What is required:
State the count of lines below in which the word "Administrative" appears, and add nothing.
- - -
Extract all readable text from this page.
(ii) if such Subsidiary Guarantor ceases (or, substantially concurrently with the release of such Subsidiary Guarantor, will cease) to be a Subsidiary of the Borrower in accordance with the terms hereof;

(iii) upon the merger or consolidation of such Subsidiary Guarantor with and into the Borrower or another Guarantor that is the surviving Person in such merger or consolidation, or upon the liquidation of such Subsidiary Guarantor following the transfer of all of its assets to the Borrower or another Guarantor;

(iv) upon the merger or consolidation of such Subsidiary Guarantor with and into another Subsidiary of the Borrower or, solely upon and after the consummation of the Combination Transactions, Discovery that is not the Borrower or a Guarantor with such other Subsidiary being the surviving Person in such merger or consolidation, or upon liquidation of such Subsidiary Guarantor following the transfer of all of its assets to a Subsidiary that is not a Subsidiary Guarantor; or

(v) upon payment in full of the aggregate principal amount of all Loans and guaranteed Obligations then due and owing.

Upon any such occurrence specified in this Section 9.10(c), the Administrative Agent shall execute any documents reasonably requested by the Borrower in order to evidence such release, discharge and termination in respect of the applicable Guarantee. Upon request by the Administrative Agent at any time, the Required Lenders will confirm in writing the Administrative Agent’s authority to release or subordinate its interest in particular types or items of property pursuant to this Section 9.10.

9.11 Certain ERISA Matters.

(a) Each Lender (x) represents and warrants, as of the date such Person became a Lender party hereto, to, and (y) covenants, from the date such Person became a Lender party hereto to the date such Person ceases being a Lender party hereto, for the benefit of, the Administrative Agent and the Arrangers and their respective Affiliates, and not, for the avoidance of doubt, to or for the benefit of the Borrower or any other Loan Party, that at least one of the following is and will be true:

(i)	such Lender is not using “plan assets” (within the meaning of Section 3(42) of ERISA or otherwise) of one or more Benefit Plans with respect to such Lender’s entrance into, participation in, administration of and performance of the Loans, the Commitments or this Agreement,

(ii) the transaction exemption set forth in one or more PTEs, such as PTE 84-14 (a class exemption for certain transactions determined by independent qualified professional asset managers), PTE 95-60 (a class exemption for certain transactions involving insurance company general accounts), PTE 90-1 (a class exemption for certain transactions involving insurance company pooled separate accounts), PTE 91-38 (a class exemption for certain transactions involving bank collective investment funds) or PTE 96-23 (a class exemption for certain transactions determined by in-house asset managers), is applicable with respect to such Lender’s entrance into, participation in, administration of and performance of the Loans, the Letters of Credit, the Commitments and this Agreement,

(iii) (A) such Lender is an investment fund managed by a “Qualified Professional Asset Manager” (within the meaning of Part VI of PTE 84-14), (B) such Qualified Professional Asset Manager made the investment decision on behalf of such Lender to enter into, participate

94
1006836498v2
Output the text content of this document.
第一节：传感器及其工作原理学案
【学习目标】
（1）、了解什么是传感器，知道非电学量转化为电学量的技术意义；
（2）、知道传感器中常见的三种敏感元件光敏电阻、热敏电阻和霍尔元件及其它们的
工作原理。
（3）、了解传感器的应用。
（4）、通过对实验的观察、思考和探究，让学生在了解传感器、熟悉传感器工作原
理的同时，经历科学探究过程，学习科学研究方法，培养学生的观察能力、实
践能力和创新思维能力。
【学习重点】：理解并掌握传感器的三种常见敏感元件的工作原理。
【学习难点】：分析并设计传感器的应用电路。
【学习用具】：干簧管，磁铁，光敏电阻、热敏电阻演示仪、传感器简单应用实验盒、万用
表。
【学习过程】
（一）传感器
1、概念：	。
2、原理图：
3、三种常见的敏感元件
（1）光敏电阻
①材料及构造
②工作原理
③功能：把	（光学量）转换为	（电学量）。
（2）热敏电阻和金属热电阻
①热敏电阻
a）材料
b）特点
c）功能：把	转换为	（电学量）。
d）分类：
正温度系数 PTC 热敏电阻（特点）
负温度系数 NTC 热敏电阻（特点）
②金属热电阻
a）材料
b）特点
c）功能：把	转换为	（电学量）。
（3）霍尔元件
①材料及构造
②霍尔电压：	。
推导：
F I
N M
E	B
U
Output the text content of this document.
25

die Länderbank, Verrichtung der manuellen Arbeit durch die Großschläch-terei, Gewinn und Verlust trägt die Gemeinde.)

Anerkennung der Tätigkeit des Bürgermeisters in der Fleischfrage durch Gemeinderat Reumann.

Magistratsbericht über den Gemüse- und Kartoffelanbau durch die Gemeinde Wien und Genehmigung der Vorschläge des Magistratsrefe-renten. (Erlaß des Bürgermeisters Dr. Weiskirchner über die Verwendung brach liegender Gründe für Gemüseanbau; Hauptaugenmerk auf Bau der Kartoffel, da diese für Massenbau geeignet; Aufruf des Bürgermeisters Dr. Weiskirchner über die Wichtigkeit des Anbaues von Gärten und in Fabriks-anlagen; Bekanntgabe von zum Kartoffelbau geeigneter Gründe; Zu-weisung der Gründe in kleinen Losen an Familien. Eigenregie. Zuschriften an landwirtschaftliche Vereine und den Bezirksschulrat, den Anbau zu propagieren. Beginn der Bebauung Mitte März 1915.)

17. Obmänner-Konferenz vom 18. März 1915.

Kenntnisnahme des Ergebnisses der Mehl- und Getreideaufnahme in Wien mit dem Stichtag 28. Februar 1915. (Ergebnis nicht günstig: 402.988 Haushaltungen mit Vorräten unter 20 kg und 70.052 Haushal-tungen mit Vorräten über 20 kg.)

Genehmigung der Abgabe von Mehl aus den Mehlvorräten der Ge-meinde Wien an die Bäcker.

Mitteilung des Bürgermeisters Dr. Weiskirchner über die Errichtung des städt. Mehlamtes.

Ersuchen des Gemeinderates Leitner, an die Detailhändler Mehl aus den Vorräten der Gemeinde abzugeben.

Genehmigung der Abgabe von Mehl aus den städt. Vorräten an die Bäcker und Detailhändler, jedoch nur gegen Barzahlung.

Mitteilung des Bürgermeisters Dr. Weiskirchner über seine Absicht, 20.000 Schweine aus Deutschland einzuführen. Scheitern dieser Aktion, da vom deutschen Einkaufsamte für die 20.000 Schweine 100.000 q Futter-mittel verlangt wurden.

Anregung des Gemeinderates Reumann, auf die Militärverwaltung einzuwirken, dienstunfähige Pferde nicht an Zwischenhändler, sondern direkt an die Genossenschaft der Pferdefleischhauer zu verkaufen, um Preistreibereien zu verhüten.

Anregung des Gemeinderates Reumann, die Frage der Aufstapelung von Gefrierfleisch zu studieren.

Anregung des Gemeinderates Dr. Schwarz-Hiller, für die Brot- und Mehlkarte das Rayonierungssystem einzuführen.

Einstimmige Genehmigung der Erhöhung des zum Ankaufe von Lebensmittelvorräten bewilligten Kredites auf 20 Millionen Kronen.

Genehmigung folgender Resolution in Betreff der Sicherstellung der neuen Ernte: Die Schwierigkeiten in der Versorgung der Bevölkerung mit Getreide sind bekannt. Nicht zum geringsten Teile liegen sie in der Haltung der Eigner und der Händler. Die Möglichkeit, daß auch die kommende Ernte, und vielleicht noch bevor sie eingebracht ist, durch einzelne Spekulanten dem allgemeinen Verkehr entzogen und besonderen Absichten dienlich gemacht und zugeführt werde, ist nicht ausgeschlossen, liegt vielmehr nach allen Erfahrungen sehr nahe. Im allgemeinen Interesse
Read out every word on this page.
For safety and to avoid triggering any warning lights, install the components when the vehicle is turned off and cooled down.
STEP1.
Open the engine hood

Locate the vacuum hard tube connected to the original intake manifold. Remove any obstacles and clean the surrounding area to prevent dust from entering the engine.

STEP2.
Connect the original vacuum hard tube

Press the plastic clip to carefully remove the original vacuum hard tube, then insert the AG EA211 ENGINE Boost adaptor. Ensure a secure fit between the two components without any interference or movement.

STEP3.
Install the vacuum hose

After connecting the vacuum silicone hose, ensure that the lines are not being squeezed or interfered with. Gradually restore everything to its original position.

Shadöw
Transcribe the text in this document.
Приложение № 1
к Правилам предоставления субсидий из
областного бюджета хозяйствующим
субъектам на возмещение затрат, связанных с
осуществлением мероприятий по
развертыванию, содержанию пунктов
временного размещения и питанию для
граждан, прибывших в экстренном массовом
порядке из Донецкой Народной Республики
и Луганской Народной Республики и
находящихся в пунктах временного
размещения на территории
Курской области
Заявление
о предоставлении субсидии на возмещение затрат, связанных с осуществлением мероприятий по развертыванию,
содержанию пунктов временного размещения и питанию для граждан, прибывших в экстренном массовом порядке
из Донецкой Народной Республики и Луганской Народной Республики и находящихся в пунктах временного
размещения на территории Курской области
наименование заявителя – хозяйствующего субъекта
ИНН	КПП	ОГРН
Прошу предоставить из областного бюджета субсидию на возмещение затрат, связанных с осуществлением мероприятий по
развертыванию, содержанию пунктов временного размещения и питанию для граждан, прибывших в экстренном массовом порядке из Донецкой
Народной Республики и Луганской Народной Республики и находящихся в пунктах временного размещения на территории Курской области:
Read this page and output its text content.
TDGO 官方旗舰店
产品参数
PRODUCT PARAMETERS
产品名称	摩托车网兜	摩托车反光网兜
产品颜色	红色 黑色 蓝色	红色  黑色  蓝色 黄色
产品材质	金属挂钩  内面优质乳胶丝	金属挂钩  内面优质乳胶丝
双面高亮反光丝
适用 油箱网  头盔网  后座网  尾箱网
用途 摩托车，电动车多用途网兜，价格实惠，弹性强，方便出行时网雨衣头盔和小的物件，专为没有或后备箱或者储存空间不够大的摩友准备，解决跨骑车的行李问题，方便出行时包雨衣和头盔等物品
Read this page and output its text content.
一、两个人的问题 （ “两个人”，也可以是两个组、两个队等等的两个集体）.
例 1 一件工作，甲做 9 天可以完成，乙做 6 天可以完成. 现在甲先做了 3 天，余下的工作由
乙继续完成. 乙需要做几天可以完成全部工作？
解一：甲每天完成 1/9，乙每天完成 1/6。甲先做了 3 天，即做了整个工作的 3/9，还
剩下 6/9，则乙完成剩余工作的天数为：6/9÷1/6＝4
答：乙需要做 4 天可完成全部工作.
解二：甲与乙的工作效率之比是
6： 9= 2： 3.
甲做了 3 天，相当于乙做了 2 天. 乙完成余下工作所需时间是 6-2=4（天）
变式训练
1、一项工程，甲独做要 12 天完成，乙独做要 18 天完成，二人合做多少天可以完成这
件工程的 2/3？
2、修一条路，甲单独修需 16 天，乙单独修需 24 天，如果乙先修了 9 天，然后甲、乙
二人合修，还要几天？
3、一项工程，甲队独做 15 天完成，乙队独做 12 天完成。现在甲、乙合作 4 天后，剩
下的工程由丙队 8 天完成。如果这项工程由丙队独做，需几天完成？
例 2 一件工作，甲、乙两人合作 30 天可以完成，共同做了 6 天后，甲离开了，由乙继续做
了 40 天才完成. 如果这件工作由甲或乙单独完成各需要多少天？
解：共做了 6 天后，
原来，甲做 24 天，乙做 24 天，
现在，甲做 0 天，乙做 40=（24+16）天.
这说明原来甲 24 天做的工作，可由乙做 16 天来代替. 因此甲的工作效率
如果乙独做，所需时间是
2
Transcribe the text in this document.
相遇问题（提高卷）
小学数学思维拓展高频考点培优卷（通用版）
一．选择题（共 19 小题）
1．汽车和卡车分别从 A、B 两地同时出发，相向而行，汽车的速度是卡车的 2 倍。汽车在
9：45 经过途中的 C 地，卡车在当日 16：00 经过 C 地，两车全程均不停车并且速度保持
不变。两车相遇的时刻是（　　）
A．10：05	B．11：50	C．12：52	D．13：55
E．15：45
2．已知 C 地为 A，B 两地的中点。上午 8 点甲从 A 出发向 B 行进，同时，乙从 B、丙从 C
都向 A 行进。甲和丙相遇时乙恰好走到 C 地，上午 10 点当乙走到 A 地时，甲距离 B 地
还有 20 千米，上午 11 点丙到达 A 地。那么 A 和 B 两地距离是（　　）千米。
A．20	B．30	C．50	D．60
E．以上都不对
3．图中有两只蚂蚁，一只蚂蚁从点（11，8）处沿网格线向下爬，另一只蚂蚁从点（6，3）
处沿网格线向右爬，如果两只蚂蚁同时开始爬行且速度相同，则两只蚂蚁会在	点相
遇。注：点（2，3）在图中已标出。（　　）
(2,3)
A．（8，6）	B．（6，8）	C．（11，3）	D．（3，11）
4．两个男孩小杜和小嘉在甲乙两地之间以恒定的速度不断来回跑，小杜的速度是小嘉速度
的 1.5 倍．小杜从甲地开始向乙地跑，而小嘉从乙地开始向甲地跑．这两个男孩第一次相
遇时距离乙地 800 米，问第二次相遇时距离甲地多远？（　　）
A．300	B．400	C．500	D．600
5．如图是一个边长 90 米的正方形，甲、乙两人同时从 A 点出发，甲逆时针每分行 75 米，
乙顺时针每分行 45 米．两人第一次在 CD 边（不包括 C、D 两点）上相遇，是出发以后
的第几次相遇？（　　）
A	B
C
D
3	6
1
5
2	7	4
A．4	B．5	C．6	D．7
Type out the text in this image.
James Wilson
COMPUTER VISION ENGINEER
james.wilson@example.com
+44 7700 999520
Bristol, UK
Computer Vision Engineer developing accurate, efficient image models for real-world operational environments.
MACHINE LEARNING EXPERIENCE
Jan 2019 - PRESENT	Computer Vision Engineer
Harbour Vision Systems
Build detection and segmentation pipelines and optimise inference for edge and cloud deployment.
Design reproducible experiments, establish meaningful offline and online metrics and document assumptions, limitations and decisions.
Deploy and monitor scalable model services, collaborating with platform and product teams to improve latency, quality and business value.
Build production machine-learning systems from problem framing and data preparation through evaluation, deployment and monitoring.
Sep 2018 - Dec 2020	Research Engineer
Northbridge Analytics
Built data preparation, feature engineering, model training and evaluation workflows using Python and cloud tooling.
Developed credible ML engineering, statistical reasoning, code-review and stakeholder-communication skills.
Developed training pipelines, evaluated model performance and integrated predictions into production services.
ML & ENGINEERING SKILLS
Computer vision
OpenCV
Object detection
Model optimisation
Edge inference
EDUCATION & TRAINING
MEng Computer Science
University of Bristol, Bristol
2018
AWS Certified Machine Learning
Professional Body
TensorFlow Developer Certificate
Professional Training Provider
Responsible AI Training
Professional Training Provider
- - -
Response to this exercise:
2